- _Исходный отрывок_:
***

После заседания 24 марта и образования комиссии, которая должна была рассмотреть дело, Сенат ожидал доклада министра юстиции. Тот в свою очередь ждал доклада Джакозы. Прокурор послал его еще 15 марта, однако министр не получил его ни 24 марта, ни позже. Доклад исчез. Для его исчезновения, несомненно, существовала двоякая причина: во-первых, намерение точно разведать, какими именно данными располагает Джакоза, с тем чтобы принять необходимые контрмеры; во-вторых, расчет еще более настроить министра против Джакозы и Мари из-за этого доклада, никак не поступавшего по назначению. У кого же, спрашивается, были основания и возможности перехватить и уничтожить этот доклад?
Джакоза принялся писать его заново, так как не сохранил копии исчезнувшего, который, должно быть, считался секретным, предназначенным лично министру, и поэтому копия его не подлежала хранению в архивах. Он принялся писать его заново, но уже в ином настроении, нежели когда составлял первый, «необъяснимо» пропавший (наречие это обычно употребляется в случаях, когда имеется очевиднейшее объяснение). Он уже в общих чертах знал, что именно говорилось на заседании Сената 24 марта, и видел последствия — «специальное полномочие» князю Сант'Элиа представлять короля на религиозных ритуалах в страстную пятницу. У прокурора, следовательно, было настроение человека, потерпевшего поражение, воспринятое не только как личное, но и как поражение закона, правосудия, «священного догмата равенства».

***

Перепишите отрывок о пропавшем докладе прокурора от «После заседания 24» до «уничтожить этот доклад?», переименовав «Сенат» в «Государственный совет».

- _Содержимое набора данных_:
***

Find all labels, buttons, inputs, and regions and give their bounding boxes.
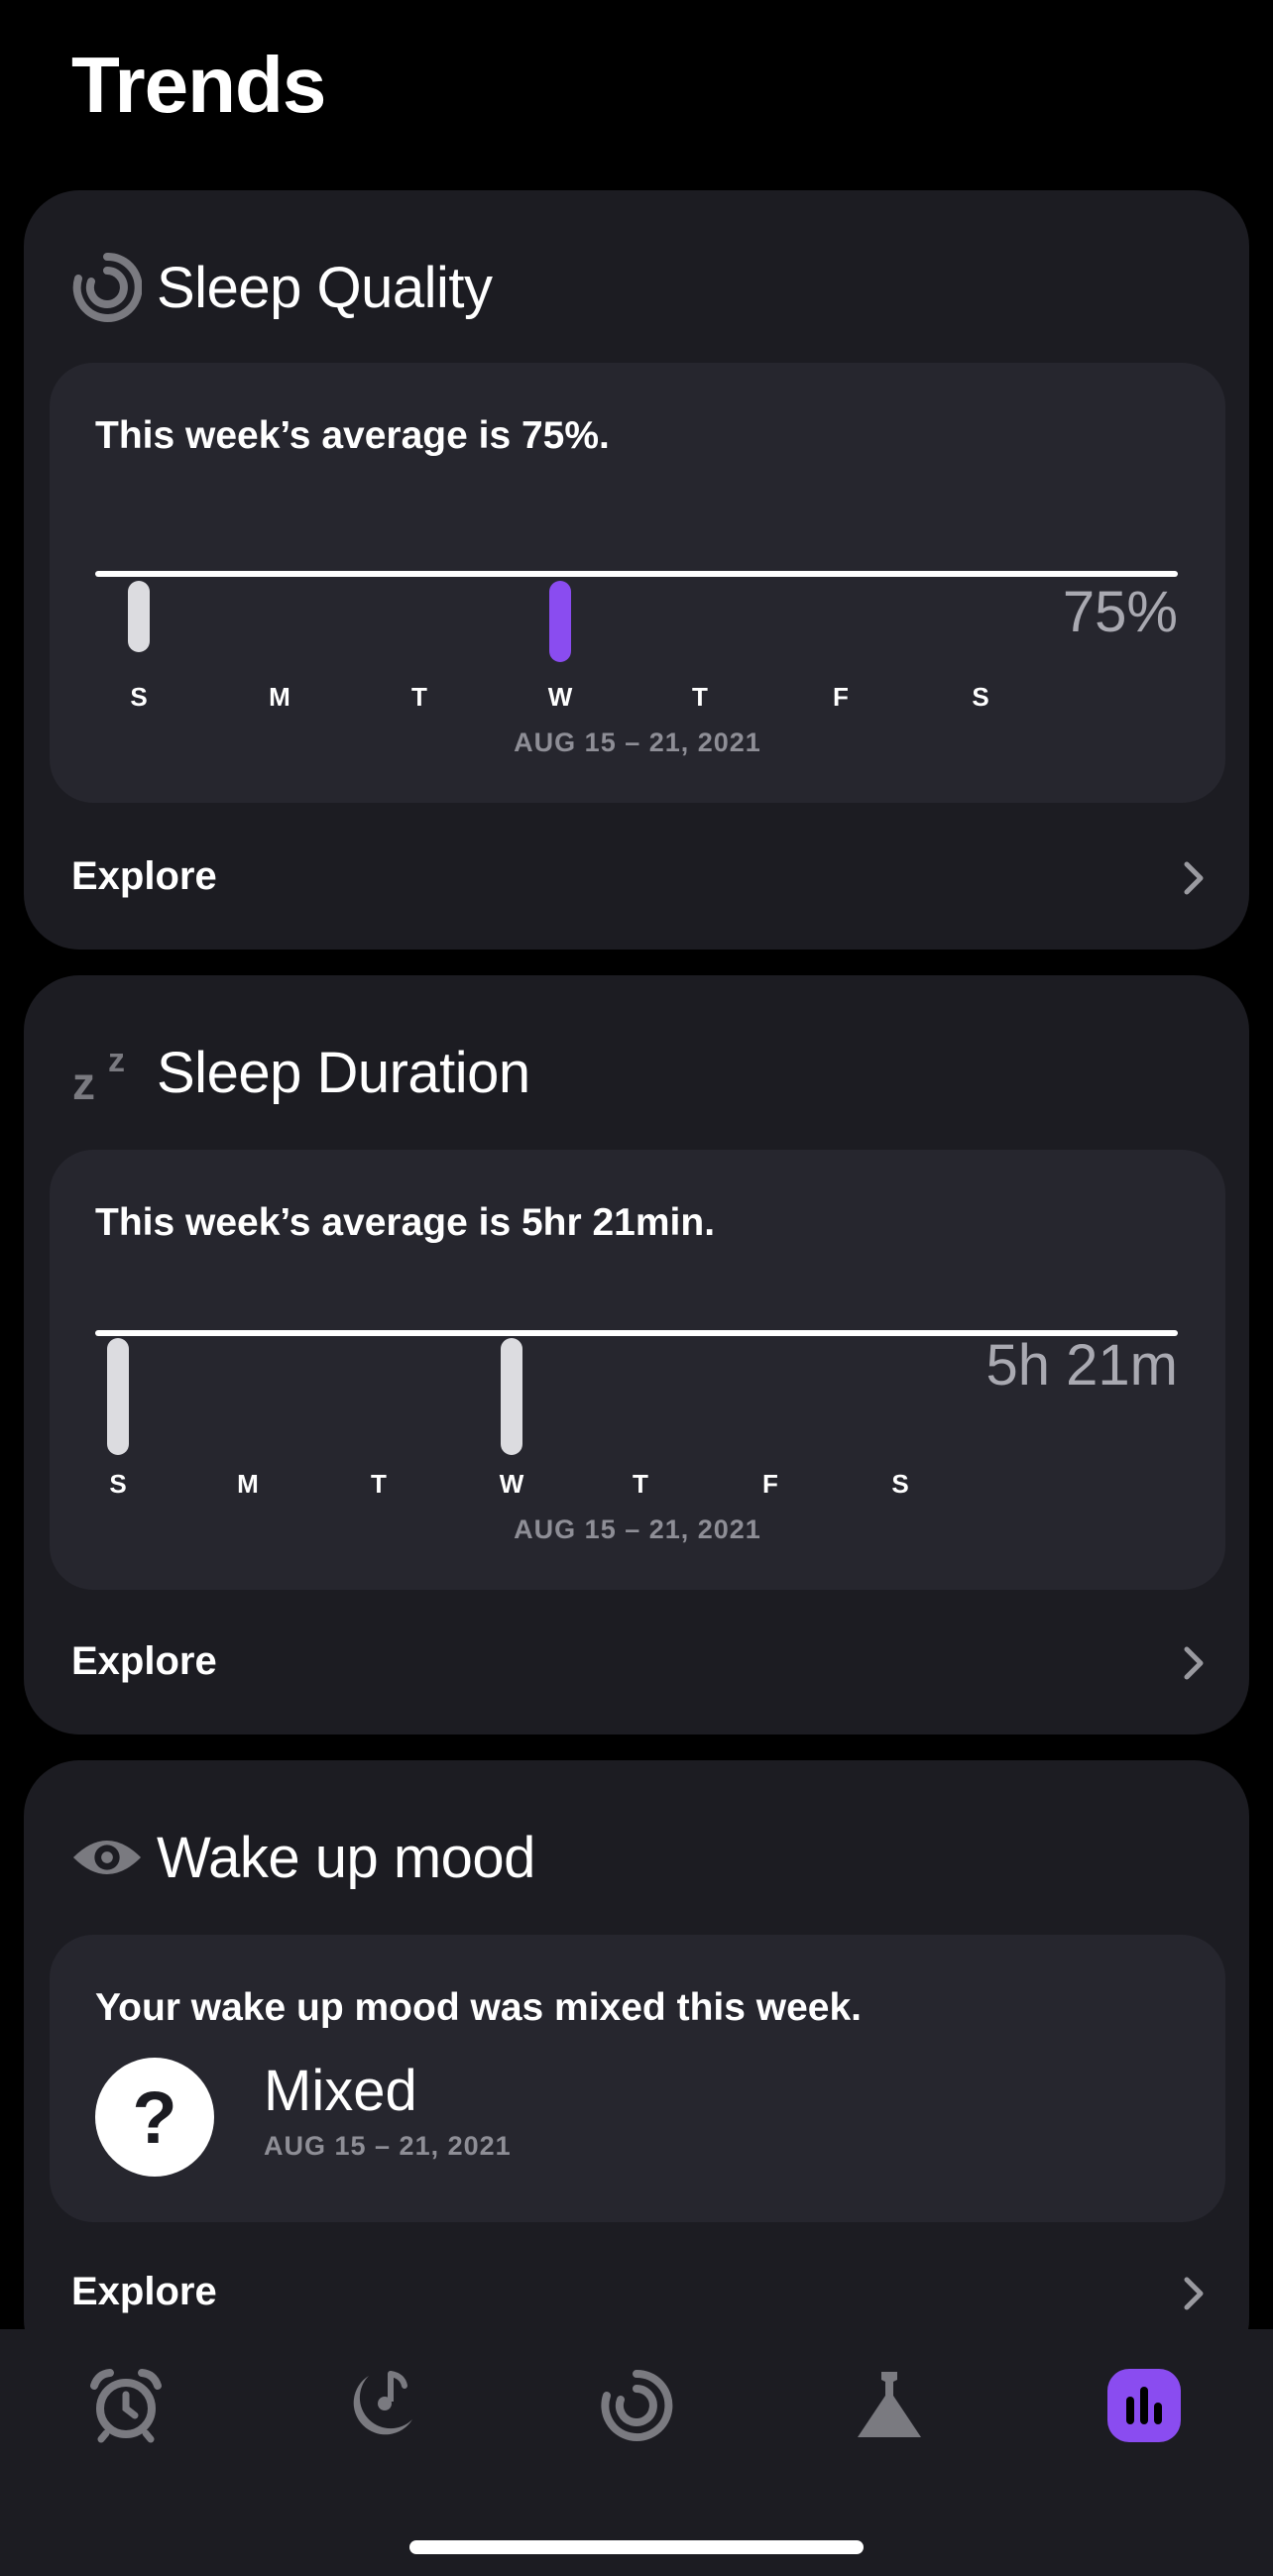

***

- _Решение задания_:
После заседания 24 марта и образования комиссии, которая должна была рассмотреть дело, Государственный совет ожидал доклада министра юстиции. Тот в свою очередь ждал доклада Джакозы. Прокурор послал его еще 15 марта, однако министр не получил его ни 24 марта, ни позже. Доклад исчез. Для его исчезновения, несомненно, существовала двоякая причина: во-первых, намерение точно разведать, какими именно данными располагает Джакоза, с тем чтобы принять необходимые контрмеры; во-вторых, расчет еще более настроить министра против Джакозы и Мари из-за этого доклада, никак не поступавшего по назначению. У кого же, спрашивается, были основания и возможности перехватить и уничтожить этот доклад?